(Extracted records)
▶

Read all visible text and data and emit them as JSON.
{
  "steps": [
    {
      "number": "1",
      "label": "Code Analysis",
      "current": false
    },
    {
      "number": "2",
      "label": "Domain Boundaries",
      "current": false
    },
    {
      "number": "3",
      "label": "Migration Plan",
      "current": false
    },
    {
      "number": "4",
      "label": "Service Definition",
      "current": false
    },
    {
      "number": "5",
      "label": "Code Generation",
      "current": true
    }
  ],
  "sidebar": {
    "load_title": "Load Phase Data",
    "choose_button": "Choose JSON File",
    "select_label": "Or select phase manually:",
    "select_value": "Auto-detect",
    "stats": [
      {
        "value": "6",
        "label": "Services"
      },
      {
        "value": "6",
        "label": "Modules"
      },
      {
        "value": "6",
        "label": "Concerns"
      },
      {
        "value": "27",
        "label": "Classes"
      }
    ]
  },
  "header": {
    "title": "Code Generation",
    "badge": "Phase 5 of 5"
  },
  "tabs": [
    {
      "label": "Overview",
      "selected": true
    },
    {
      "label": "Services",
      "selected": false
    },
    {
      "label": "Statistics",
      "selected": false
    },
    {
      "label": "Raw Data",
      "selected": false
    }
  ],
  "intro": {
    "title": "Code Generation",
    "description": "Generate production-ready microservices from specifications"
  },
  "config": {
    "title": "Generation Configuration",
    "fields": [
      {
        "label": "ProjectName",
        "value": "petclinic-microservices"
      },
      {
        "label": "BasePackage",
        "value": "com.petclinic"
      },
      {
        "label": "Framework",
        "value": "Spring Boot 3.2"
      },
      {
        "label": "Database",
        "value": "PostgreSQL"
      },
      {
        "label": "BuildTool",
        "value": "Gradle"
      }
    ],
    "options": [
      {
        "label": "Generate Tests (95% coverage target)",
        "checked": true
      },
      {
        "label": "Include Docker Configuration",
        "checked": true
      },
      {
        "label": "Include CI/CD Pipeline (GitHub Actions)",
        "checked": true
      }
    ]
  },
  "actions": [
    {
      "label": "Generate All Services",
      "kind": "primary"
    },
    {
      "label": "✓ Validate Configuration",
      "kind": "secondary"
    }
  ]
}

◀

> To be done: Find the lines above that include the string "number" and copy them.

> Task result:
      "number": "1",
      "number": "2",
      "number": "3",
      "number": "4",
      "number": "5",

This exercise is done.